Collection entries:
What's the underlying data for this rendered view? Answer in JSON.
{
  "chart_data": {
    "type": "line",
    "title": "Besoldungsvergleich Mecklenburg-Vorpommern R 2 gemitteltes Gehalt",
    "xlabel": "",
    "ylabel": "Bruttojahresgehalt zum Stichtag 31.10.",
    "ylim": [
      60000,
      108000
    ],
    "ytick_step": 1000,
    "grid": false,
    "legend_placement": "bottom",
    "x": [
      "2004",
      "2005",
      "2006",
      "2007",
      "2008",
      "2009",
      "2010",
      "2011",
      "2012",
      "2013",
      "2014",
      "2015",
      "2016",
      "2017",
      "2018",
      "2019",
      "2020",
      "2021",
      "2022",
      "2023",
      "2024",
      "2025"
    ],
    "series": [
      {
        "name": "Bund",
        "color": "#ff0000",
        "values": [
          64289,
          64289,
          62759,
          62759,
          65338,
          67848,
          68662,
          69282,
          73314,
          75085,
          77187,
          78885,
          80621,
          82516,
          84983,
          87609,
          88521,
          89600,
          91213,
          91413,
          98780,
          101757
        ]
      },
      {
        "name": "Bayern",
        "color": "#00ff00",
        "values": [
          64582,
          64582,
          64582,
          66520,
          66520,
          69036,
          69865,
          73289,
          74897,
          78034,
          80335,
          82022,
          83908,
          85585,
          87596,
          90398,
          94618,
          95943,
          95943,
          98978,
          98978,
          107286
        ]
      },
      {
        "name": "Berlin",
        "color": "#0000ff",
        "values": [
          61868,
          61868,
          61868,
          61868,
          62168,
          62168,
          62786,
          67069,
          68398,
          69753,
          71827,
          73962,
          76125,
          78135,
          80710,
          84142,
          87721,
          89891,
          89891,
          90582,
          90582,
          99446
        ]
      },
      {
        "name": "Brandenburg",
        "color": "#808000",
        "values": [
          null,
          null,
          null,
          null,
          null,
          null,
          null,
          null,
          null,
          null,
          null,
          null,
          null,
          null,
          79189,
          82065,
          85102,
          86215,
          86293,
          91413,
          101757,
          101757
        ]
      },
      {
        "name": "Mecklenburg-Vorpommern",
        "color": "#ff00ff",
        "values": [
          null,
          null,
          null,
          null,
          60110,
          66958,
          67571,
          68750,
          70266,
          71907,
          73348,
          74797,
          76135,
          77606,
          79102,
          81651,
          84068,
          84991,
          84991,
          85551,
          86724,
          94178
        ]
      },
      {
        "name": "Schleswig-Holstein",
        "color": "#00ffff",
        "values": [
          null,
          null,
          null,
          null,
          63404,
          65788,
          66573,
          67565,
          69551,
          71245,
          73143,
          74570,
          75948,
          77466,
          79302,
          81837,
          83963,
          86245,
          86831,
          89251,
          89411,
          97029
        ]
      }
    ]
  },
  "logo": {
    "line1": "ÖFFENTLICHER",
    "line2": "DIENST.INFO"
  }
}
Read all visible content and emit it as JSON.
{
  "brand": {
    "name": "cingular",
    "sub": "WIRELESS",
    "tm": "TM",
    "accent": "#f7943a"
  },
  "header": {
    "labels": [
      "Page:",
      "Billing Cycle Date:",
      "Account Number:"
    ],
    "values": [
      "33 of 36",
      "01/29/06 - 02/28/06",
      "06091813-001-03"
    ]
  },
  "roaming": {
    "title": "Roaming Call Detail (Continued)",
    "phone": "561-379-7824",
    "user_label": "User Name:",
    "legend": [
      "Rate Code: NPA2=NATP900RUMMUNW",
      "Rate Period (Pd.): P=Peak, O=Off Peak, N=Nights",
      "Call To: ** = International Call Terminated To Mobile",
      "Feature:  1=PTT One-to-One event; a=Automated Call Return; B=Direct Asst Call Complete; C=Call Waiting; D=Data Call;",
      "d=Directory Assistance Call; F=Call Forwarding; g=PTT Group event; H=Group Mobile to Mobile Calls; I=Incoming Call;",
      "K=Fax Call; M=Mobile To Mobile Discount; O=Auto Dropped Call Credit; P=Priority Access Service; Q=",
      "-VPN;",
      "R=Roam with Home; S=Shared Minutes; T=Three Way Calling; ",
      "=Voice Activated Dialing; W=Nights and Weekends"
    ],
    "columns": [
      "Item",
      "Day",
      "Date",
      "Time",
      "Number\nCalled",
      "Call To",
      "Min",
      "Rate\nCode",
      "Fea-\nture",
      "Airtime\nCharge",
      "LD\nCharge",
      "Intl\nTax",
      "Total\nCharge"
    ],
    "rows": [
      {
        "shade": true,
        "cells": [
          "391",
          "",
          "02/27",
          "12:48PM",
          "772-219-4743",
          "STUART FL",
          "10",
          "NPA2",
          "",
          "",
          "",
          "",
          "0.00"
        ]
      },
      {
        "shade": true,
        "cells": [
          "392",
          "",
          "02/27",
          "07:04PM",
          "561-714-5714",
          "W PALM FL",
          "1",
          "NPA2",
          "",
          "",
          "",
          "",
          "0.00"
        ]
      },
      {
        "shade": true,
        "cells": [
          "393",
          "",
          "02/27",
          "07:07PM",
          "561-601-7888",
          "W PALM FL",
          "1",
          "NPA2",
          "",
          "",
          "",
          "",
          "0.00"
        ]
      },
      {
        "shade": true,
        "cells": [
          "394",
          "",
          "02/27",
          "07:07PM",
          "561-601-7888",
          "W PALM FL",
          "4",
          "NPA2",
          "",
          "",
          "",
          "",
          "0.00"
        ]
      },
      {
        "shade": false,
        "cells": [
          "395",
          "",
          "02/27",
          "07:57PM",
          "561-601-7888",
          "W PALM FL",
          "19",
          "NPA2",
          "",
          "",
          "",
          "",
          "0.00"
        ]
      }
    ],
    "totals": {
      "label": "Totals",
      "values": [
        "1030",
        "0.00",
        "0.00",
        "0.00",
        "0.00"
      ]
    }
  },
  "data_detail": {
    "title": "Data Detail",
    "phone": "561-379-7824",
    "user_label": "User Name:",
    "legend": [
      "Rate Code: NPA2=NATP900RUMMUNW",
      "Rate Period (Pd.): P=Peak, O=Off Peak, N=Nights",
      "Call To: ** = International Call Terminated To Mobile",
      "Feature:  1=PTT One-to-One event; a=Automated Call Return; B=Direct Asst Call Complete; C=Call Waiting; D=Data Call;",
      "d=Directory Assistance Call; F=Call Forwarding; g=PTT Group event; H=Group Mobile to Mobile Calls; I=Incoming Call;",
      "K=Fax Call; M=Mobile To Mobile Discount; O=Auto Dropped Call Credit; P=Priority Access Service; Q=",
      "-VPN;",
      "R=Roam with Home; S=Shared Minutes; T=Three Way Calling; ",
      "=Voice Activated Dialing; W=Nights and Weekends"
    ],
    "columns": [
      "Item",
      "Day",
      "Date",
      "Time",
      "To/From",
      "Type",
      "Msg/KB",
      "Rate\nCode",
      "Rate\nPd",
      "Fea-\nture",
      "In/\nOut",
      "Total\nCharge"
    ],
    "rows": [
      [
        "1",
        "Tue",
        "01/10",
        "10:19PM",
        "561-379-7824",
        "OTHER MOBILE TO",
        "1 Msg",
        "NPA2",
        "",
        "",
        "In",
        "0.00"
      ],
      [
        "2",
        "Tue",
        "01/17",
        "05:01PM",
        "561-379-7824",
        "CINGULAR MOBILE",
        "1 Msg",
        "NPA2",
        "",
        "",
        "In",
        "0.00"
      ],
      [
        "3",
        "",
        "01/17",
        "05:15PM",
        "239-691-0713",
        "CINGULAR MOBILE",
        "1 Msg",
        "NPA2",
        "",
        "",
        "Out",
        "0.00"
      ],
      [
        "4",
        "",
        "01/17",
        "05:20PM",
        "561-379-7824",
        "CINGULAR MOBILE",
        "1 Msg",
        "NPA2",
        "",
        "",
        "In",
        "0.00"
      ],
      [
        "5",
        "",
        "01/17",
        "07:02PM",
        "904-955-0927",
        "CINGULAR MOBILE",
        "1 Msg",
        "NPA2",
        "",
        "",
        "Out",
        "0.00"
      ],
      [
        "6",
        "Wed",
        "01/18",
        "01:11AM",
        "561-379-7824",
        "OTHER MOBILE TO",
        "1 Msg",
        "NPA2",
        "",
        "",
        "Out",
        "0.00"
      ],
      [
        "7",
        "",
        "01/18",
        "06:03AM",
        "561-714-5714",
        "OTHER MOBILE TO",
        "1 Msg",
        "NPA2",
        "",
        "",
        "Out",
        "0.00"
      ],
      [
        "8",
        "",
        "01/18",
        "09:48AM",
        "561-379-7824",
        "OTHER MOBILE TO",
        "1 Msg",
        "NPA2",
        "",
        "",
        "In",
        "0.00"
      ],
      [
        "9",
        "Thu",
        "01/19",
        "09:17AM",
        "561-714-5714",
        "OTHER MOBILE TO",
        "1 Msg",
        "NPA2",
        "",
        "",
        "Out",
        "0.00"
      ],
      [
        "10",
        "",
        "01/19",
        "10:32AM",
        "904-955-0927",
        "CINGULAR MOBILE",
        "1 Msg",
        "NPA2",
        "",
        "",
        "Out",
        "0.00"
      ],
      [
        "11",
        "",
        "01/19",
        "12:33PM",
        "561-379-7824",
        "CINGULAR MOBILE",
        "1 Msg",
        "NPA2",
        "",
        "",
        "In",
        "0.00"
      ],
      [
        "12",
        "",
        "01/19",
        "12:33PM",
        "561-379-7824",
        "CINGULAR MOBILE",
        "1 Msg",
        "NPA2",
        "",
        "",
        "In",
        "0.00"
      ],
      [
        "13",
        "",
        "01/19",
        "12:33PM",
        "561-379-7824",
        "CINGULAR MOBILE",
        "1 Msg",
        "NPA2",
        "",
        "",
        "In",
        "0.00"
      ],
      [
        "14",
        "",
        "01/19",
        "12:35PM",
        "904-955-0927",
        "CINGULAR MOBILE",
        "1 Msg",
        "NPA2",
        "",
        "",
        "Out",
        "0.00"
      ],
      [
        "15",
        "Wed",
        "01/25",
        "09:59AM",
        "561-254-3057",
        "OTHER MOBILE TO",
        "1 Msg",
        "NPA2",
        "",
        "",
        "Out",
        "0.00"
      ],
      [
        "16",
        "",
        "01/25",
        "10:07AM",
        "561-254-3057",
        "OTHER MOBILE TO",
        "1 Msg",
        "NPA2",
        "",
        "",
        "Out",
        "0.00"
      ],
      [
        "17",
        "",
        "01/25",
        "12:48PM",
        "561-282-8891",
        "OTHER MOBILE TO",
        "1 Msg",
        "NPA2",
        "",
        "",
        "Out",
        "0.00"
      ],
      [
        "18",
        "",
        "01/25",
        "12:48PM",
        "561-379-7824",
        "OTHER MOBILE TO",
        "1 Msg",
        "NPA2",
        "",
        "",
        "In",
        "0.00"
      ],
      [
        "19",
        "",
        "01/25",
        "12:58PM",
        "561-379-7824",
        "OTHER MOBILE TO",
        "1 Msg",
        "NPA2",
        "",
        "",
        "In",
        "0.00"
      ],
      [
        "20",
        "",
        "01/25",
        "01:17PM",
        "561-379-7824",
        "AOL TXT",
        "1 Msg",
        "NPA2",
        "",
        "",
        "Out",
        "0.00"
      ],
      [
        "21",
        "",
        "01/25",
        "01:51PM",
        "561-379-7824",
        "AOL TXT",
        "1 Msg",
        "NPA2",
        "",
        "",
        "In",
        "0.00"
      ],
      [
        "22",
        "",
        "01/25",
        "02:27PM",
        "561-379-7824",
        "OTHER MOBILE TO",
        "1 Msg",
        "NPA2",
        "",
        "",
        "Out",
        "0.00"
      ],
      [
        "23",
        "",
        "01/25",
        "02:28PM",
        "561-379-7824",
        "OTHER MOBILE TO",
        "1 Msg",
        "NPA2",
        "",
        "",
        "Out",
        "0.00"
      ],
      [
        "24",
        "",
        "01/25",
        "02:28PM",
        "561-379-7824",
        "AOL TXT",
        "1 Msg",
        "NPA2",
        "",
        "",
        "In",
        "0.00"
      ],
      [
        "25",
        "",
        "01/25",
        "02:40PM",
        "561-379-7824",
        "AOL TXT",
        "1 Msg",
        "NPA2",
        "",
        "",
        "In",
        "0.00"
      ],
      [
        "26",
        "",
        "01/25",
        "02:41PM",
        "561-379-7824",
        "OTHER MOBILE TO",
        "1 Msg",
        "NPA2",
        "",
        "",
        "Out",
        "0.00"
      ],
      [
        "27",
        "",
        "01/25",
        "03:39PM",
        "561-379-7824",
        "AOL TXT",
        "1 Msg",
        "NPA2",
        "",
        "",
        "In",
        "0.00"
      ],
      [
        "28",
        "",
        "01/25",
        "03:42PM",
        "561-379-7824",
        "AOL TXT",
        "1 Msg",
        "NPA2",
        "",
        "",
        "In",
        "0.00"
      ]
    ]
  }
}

> **EXERCISE AIM**: Track down the lines that include the word "color" and copy them.

> **THE RESULT**:
        "color": "#ff0000",
        "color": "#00ff00",
        "color": "#0000ff",
        "color": "#808000",
        "color": "#ff00ff",
        "color": "#00ffff",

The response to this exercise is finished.